Task statement: Set down all of the data that follows word for word, without the images.

:: Exercise material ::

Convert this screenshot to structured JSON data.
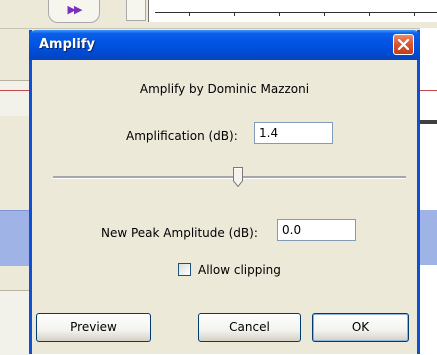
{
  "dialog": {
    "title": "Amplify",
    "header": "Amplify by Dominic Mazzoni",
    "amplification_label": "Amplification (dB):",
    "amplification_value": "1.4",
    "slider_level": 0.5,
    "peak_label": "New Peak Amplitude (dB):",
    "peak_value": "0.0",
    "allow_clipping_label": "Allow clipping",
    "allow_clipping_checked": false,
    "buttons": {
      "preview": "Preview",
      "cancel": "Cancel",
      "ok": "OK"
    }
  },
  "colors": {
    "titlebar_blue": "#0054e3",
    "dialog_bg": "#ece9d8",
    "close_red": "#d8542e"
  }
}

:::

Final answer:
Convert this screenshot to structured JSON data.
{
  "dialog": {
    "title": "Amplify",
    "header": "Amplify by Dominic Mazzoni",
    "amplification_label": "Amplification (dB):",
    "amplification_value": "1.4",
    "slider_level": 0.5,
    "peak_label": "New Peak Amplitude (dB):",
    "peak_value": "0.0",
    "allow_clipping_label": "Allow clipping",
    "allow_clipping_checked": false,
    "buttons": {
      "preview": "Preview",
      "cancel": "Cancel",
      "ok": "OK"
    }
  },
  "colors": {
    "titlebar_blue": "#0054e3",
    "dialog_bg": "#ece9d8",
    "close_red": "#d8542e"
  }
}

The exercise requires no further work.